CHALLENGE:
Write out all records as given; omit images.

DATA ROWS:
____

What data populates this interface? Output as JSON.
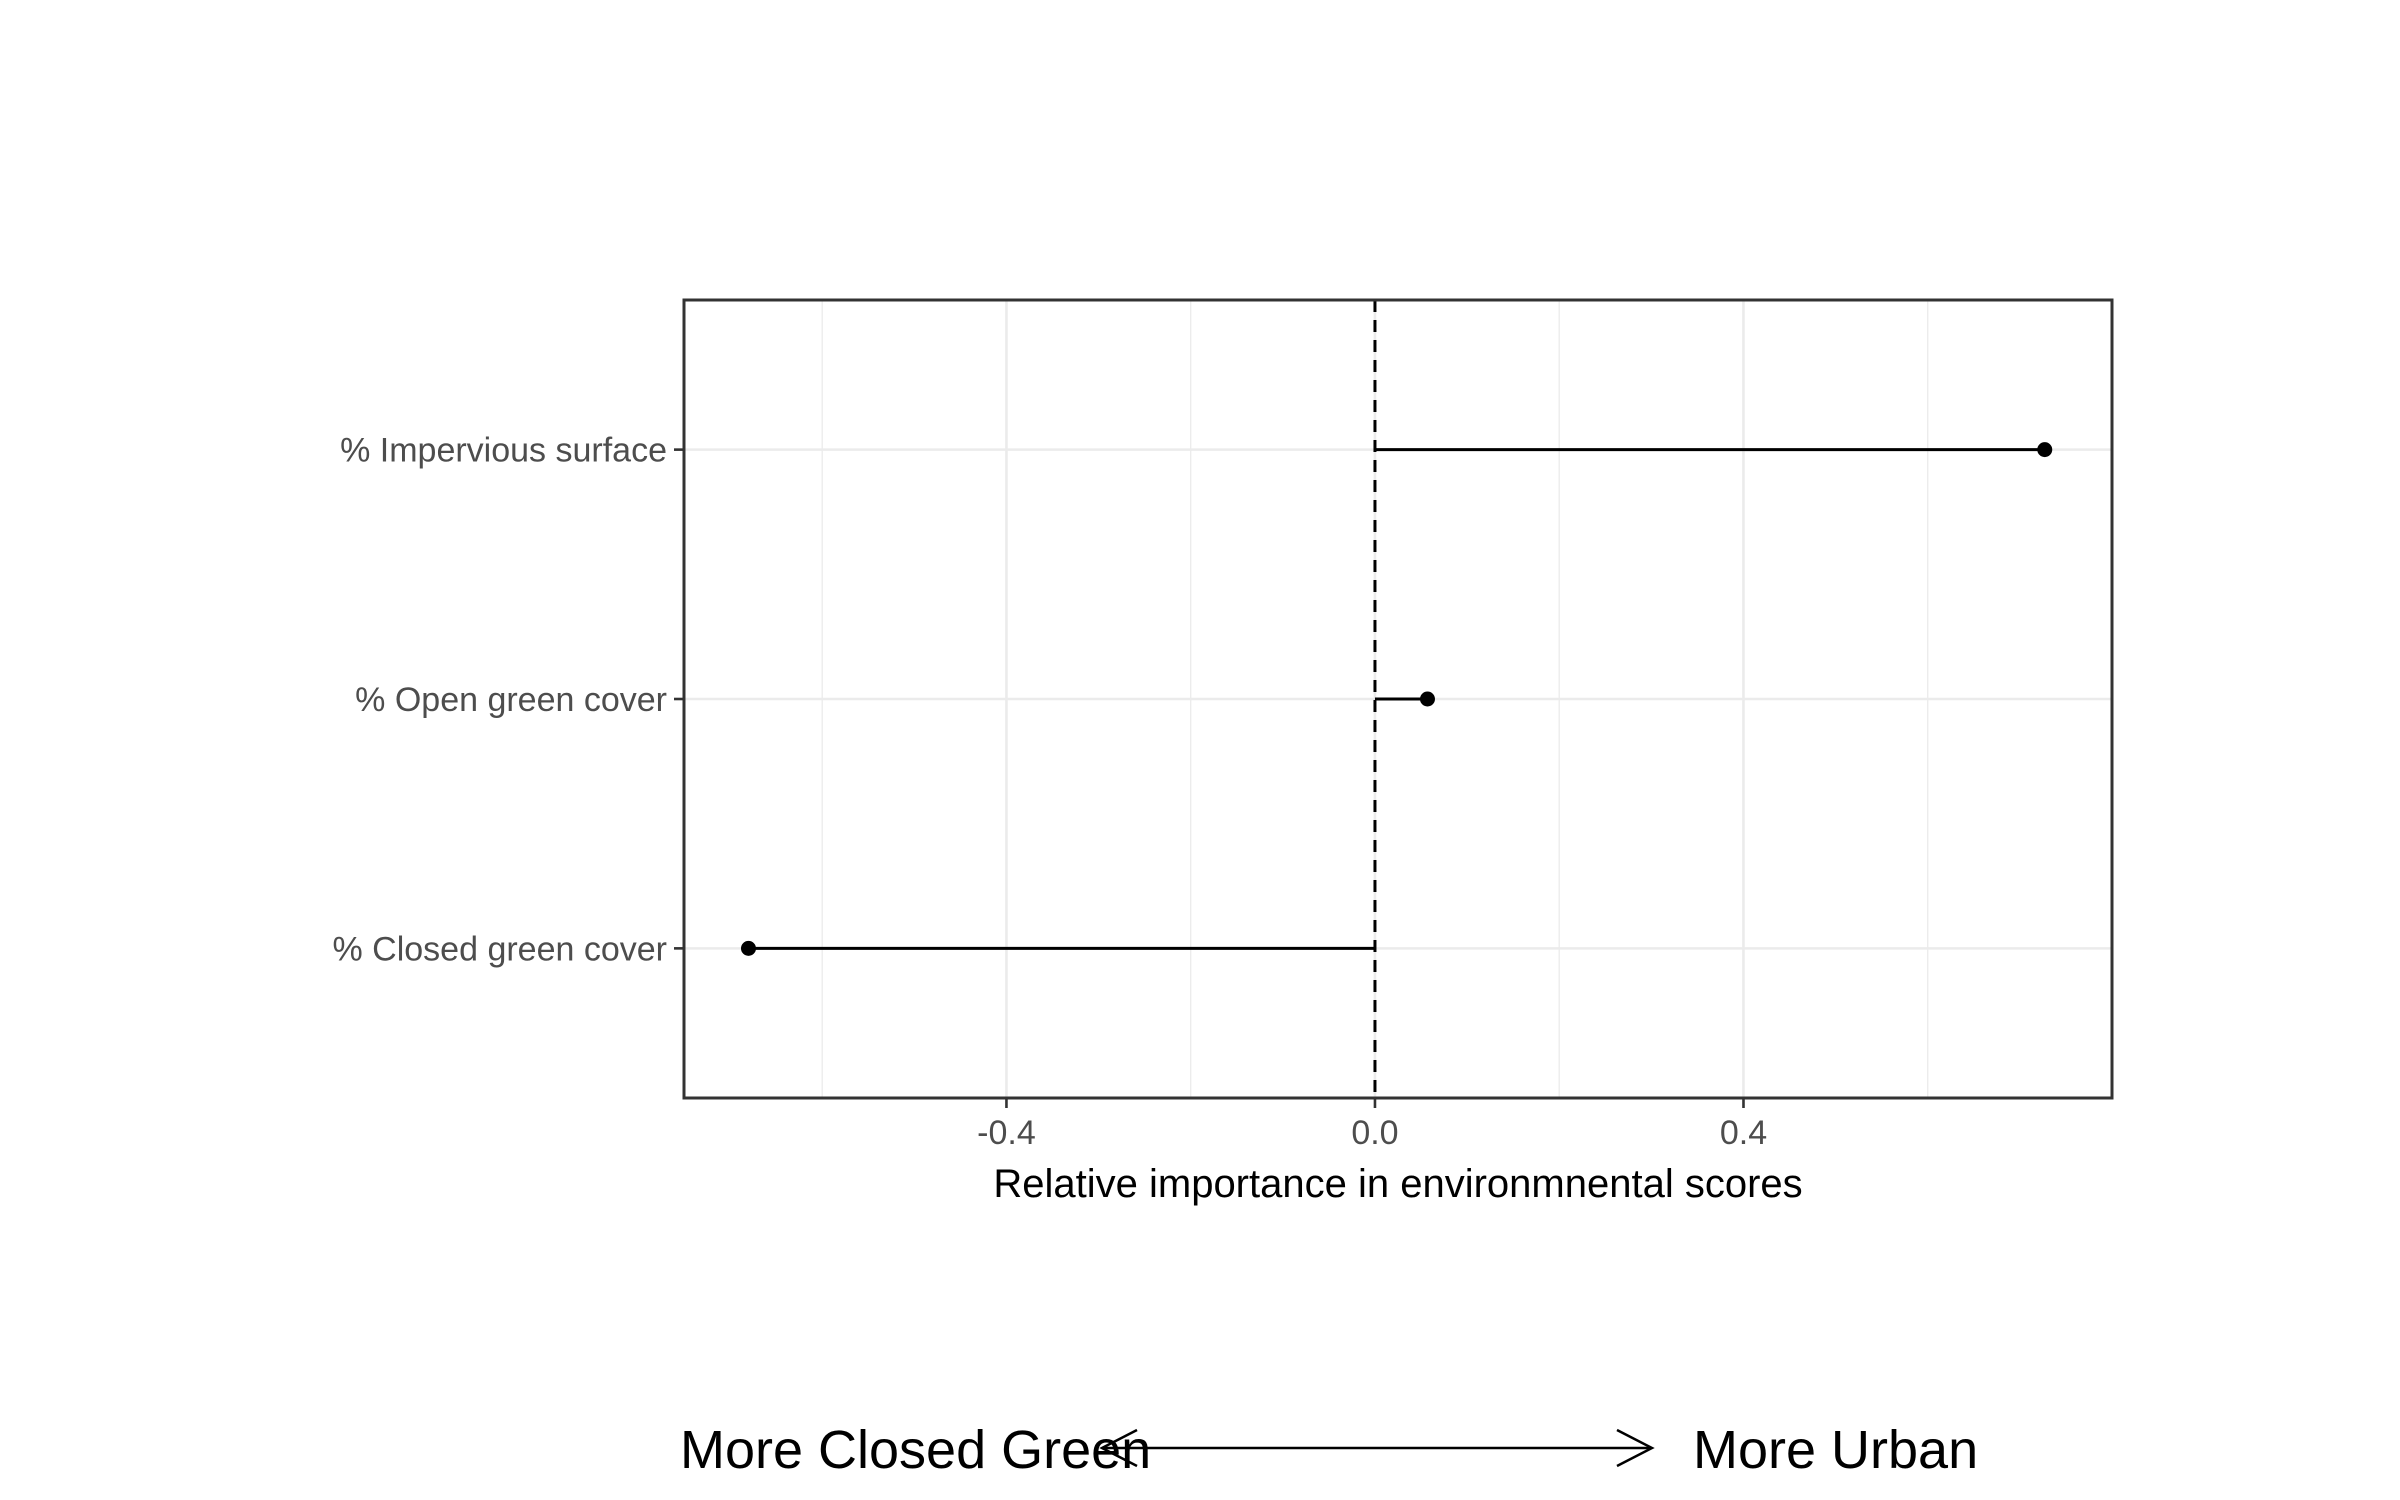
{
  "chart_data": {
    "type": "lollipop",
    "categories": [
      "% Impervious surface",
      "% Open green cover",
      "% Closed green cover"
    ],
    "values": [
      0.727,
      0.057,
      -0.68
    ],
    "xlabel": "Relative importance in environmnental scores",
    "ylabel": "",
    "xlim": [
      -0.75,
      0.8
    ],
    "x_ticks": [
      -0.4,
      0.0,
      0.4
    ],
    "x_tick_labels": [
      "-0.4",
      "0.0",
      "0.4"
    ],
    "reference_line": {
      "x": 0.0,
      "style": "dashed"
    },
    "grid": true,
    "theme": "bw",
    "colors": {
      "point": "#000000",
      "line": "#000000",
      "grid": "#ebebeb",
      "border": "#333333"
    }
  },
  "annotation": {
    "left_label": "More Closed Green",
    "right_label": "More Urban",
    "arrow": "both"
  }
}
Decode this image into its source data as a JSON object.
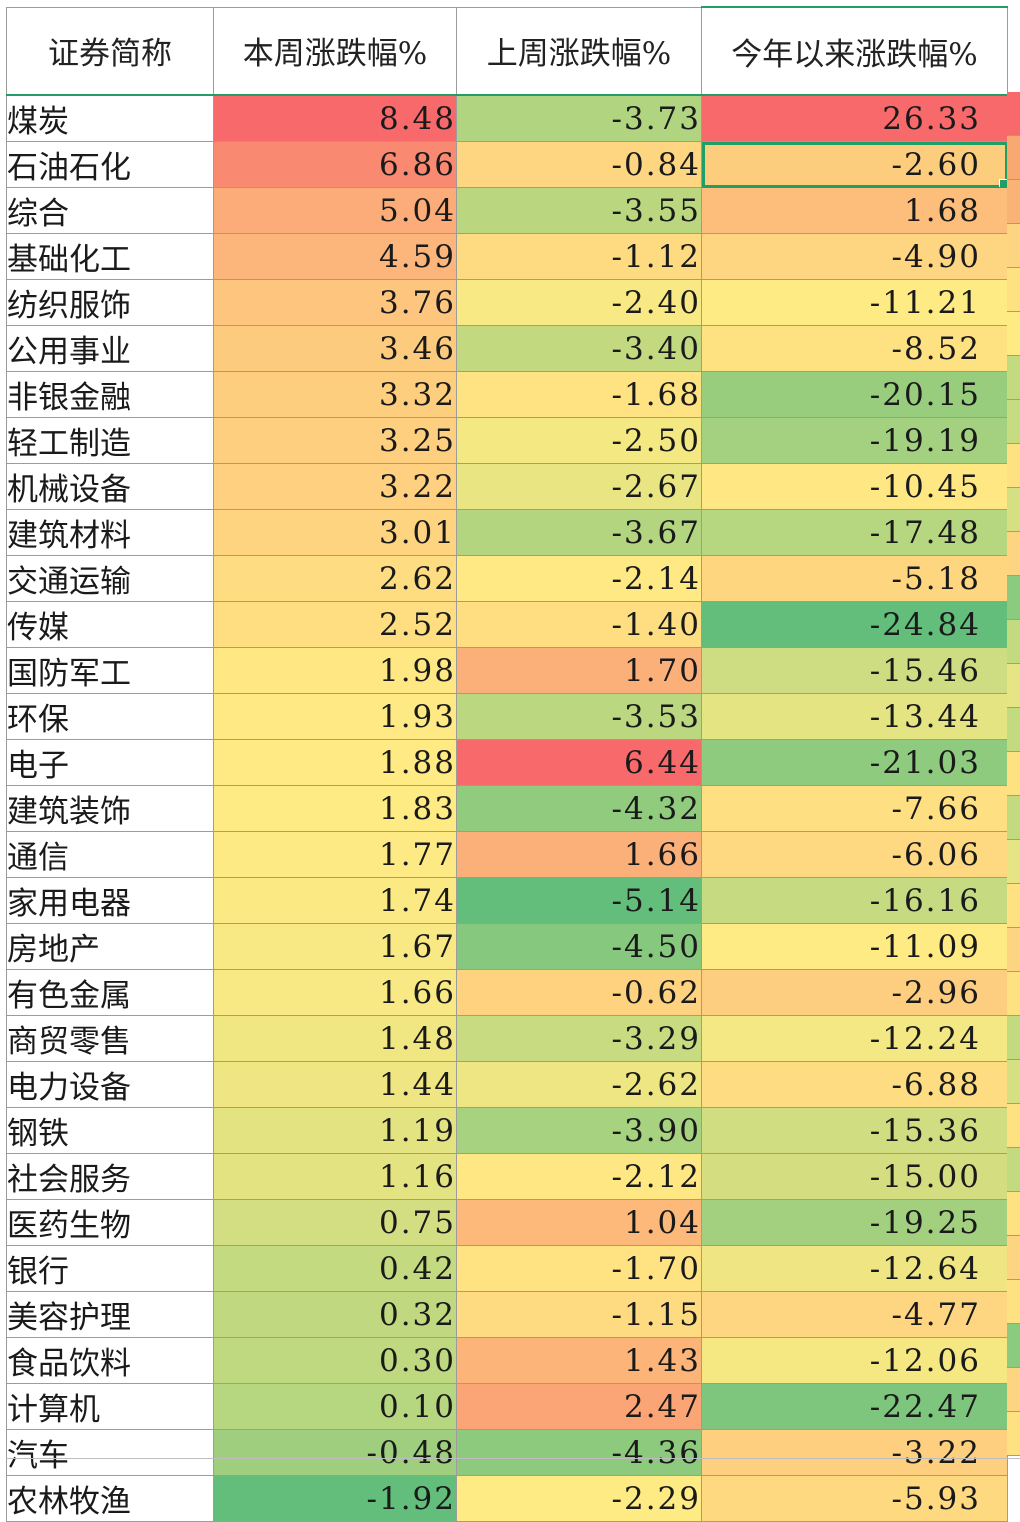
{
  "headers": [
    "证券简称",
    "本周涨跌幅%",
    "上周涨跌幅%",
    "今年以来涨跌幅%"
  ],
  "selected_cell": {
    "row": 1,
    "column": 3
  },
  "rows": [
    {
      "name": "煤炭",
      "this_week": "8.48",
      "last_week": "-3.73",
      "ytd": "26.33"
    },
    {
      "name": "石油石化",
      "this_week": "6.86",
      "last_week": "-0.84",
      "ytd": "-2.60"
    },
    {
      "name": "综合",
      "this_week": "5.04",
      "last_week": "-3.55",
      "ytd": "1.68"
    },
    {
      "name": "基础化工",
      "this_week": "4.59",
      "last_week": "-1.12",
      "ytd": "-4.90"
    },
    {
      "name": "纺织服饰",
      "this_week": "3.76",
      "last_week": "-2.40",
      "ytd": "-11.21"
    },
    {
      "name": "公用事业",
      "this_week": "3.46",
      "last_week": "-3.40",
      "ytd": "-8.52"
    },
    {
      "name": "非银金融",
      "this_week": "3.32",
      "last_week": "-1.68",
      "ytd": "-20.15"
    },
    {
      "name": "轻工制造",
      "this_week": "3.25",
      "last_week": "-2.50",
      "ytd": "-19.19"
    },
    {
      "name": "机械设备",
      "this_week": "3.22",
      "last_week": "-2.67",
      "ytd": "-10.45"
    },
    {
      "name": "建筑材料",
      "this_week": "3.01",
      "last_week": "-3.67",
      "ytd": "-17.48"
    },
    {
      "name": "交通运输",
      "this_week": "2.62",
      "last_week": "-2.14",
      "ytd": "-5.18"
    },
    {
      "name": "传媒",
      "this_week": "2.52",
      "last_week": "-1.40",
      "ytd": "-24.84"
    },
    {
      "name": "国防军工",
      "this_week": "1.98",
      "last_week": "1.70",
      "ytd": "-15.46"
    },
    {
      "name": "环保",
      "this_week": "1.93",
      "last_week": "-3.53",
      "ytd": "-13.44"
    },
    {
      "name": "电子",
      "this_week": "1.88",
      "last_week": "6.44",
      "ytd": "-21.03"
    },
    {
      "name": "建筑装饰",
      "this_week": "1.83",
      "last_week": "-4.32",
      "ytd": "-7.66"
    },
    {
      "name": "通信",
      "this_week": "1.77",
      "last_week": "1.66",
      "ytd": "-6.06"
    },
    {
      "name": "家用电器",
      "this_week": "1.74",
      "last_week": "-5.14",
      "ytd": "-16.16"
    },
    {
      "name": "房地产",
      "this_week": "1.67",
      "last_week": "-4.50",
      "ytd": "-11.09"
    },
    {
      "name": "有色金属",
      "this_week": "1.66",
      "last_week": "-0.62",
      "ytd": "-2.96"
    },
    {
      "name": "商贸零售",
      "this_week": "1.48",
      "last_week": "-3.29",
      "ytd": "-12.24"
    },
    {
      "name": "电力设备",
      "this_week": "1.44",
      "last_week": "-2.62",
      "ytd": "-6.88"
    },
    {
      "name": "钢铁",
      "this_week": "1.19",
      "last_week": "-3.90",
      "ytd": "-15.36"
    },
    {
      "name": "社会服务",
      "this_week": "1.16",
      "last_week": "-2.12",
      "ytd": "-15.00"
    },
    {
      "name": "医药生物",
      "this_week": "0.75",
      "last_week": "1.04",
      "ytd": "-19.25"
    },
    {
      "name": "银行",
      "this_week": "0.42",
      "last_week": "-1.70",
      "ytd": "-12.64"
    },
    {
      "name": "美容护理",
      "this_week": "0.32",
      "last_week": "-1.15",
      "ytd": "-4.77"
    },
    {
      "name": "食品饮料",
      "this_week": "0.30",
      "last_week": "1.43",
      "ytd": "-12.06"
    },
    {
      "name": "计算机",
      "this_week": "0.10",
      "last_week": "2.47",
      "ytd": "-22.47"
    },
    {
      "name": "汽车",
      "this_week": "-0.48",
      "last_week": "-4.36",
      "ytd": "-3.22"
    },
    {
      "name": "农林牧渔",
      "this_week": "-1.92",
      "last_week": "-2.29",
      "ytd": "-5.93"
    }
  ],
  "color_scale": {
    "high": "#f8696b",
    "mid": "#ffeb84",
    "low": "#63be7b"
  },
  "edge_column_colors": [
    "#f8696b",
    "#f8a970",
    "#f9b475",
    "#fdd47f",
    "#fee282",
    "#ffeb84",
    "#c2db7f",
    "#c6dc80",
    "#fee282",
    "#d4e081",
    "#fdd47f",
    "#8bcb7e",
    "#c2db7f",
    "#e6e583",
    "#c2db7f",
    "#fee282",
    "#c2db7f",
    "#e6e583",
    "#fee282",
    "#fdd47f",
    "#fee282",
    "#c2db7f",
    "#d4e081",
    "#fee282",
    "#c2db7f",
    "#fee282",
    "#fdd47f",
    "#fee282",
    "#8bcb7e",
    "#fdd47f",
    "#fee282"
  ]
}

____

TASK RESULT:
What data populates this interface? Output as JSON.
{
  "chart_data": {
    "type": "lollipop",
    "categories": [
      "% Impervious surface",
      "% Open green cover",
      "% Closed green cover"
    ],
    "values": [
      0.727,
      0.057,
      -0.68
    ],
    "xlabel": "Relative importance in environmnental scores",
    "ylabel": "",
    "xlim": [
      -0.75,
      0.8
    ],
    "x_ticks": [
      -0.4,
      0.0,
      0.4
    ],
    "x_tick_labels": [
      "-0.4",
      "0.0",
      "0.4"
    ],
    "reference_line": {
      "x": 0.0,
      "style": "dashed"
    },
    "grid": true,
    "theme": "bw",
    "colors": {
      "point": "#000000",
      "line": "#000000",
      "grid": "#ebebeb",
      "border": "#333333"
    }
  },
  "annotation": {
    "left_label": "More Closed Green",
    "right_label": "More Urban",
    "arrow": "both"
  }
}
Decode this image into its source data as a JSON object.
{
  "headers": [
    "证券简称",
    "本周涨跌幅%",
    "上周涨跌幅%",
    "今年以来涨跌幅%"
  ],
  "selected_cell": {
    "row": 1,
    "column": 3
  },
  "rows": [
    {
      "name": "煤炭",
      "this_week": "8.48",
      "last_week": "-3.73",
      "ytd": "26.33"
    },
    {
      "name": "石油石化",
      "this_week": "6.86",
      "last_week": "-0.84",
      "ytd": "-2.60"
    },
    {
      "name": "综合",
      "this_week": "5.04",
      "last_week": "-3.55",
      "ytd": "1.68"
    },
    {
      "name": "基础化工",
      "this_week": "4.59",
      "last_week": "-1.12",
      "ytd": "-4.90"
    },
    {
      "name": "纺织服饰",
      "this_week": "3.76",
      "last_week": "-2.40",
      "ytd": "-11.21"
    },
    {
      "name": "公用事业",
      "this_week": "3.46",
      "last_week": "-3.40",
      "ytd": "-8.52"
    },
    {
      "name": "非银金融",
      "this_week": "3.32",
      "last_week": "-1.68",
      "ytd": "-20.15"
    },
    {
      "name": "轻工制造",
      "this_week": "3.25",
      "last_week": "-2.50",
      "ytd": "-19.19"
    },
    {
      "name": "机械设备",
      "this_week": "3.22",
      "last_week": "-2.67",
      "ytd": "-10.45"
    },
    {
      "name": "建筑材料",
      "this_week": "3.01",
      "last_week": "-3.67",
      "ytd": "-17.48"
    },
    {
      "name": "交通运输",
      "this_week": "2.62",
      "last_week": "-2.14",
      "ytd": "-5.18"
    },
    {
      "name": "传媒",
      "this_week": "2.52",
      "last_week": "-1.40",
      "ytd": "-24.84"
    },
    {
      "name": "国防军工",
      "this_week": "1.98",
      "last_week": "1.70",
      "ytd": "-15.46"
    },
    {
      "name": "环保",
      "this_week": "1.93",
      "last_week": "-3.53",
      "ytd": "-13.44"
    },
    {
      "name": "电子",
      "this_week": "1.88",
      "last_week": "6.44",
      "ytd": "-21.03"
    },
    {
      "name": "建筑装饰",
      "this_week": "1.83",
      "last_week": "-4.32",
      "ytd": "-7.66"
    },
    {
      "name": "通信",
      "this_week": "1.77",
      "last_week": "1.66",
      "ytd": "-6.06"
    },
    {
      "name": "家用电器",
      "this_week": "1.74",
      "last_week": "-5.14",
      "ytd": "-16.16"
    },
    {
      "name": "房地产",
      "this_week": "1.67",
      "last_week": "-4.50",
      "ytd": "-11.09"
    },
    {
      "name": "有色金属",
      "this_week": "1.66",
      "last_week": "-0.62",
      "ytd": "-2.96"
    },
    {
      "name": "商贸零售",
      "this_week": "1.48",
      "last_week": "-3.29",
      "ytd": "-12.24"
    },
    {
      "name": "电力设备",
      "this_week": "1.44",
      "last_week": "-2.62",
      "ytd": "-6.88"
    },
    {
      "name": "钢铁",
      "this_week": "1.19",
      "last_week": "-3.90",
      "ytd": "-15.36"
    },
    {
      "name": "社会服务",
      "this_week": "1.16",
      "last_week": "-2.12",
      "ytd": "-15.00"
    },
    {
      "name": "医药生物",
      "this_week": "0.75",
      "last_week": "1.04",
      "ytd": "-19.25"
    },
    {
      "name": "银行",
      "this_week": "0.42",
      "last_week": "-1.70",
      "ytd": "-12.64"
    },
    {
      "name": "美容护理",
      "this_week": "0.32",
      "last_week": "-1.15",
      "ytd": "-4.77"
    },
    {
      "name": "食品饮料",
      "this_week": "0.30",
      "last_week": "1.43",
      "ytd": "-12.06"
    },
    {
      "name": "计算机",
      "this_week": "0.10",
      "last_week": "2.47",
      "ytd": "-22.47"
    },
    {
      "name": "汽车",
      "this_week": "-0.48",
      "last_week": "-4.36",
      "ytd": "-3.22"
    },
    {
      "name": "农林牧渔",
      "this_week": "-1.92",
      "last_week": "-2.29",
      "ytd": "-5.93"
    }
  ],
  "color_scale": {
    "high": "#f8696b",
    "mid": "#ffeb84",
    "low": "#63be7b"
  },
  "edge_column_colors": [
    "#f8696b",
    "#f8a970",
    "#f9b475",
    "#fdd47f",
    "#fee282",
    "#ffeb84",
    "#c2db7f",
    "#c6dc80",
    "#fee282",
    "#d4e081",
    "#fdd47f",
    "#8bcb7e",
    "#c2db7f",
    "#e6e583",
    "#c2db7f",
    "#fee282",
    "#c2db7f",
    "#e6e583",
    "#fee282",
    "#fdd47f",
    "#fee282",
    "#c2db7f",
    "#d4e081",
    "#fee282",
    "#c2db7f",
    "#fee282",
    "#fdd47f",
    "#fee282",
    "#8bcb7e",
    "#fdd47f",
    "#fee282"
  ]
}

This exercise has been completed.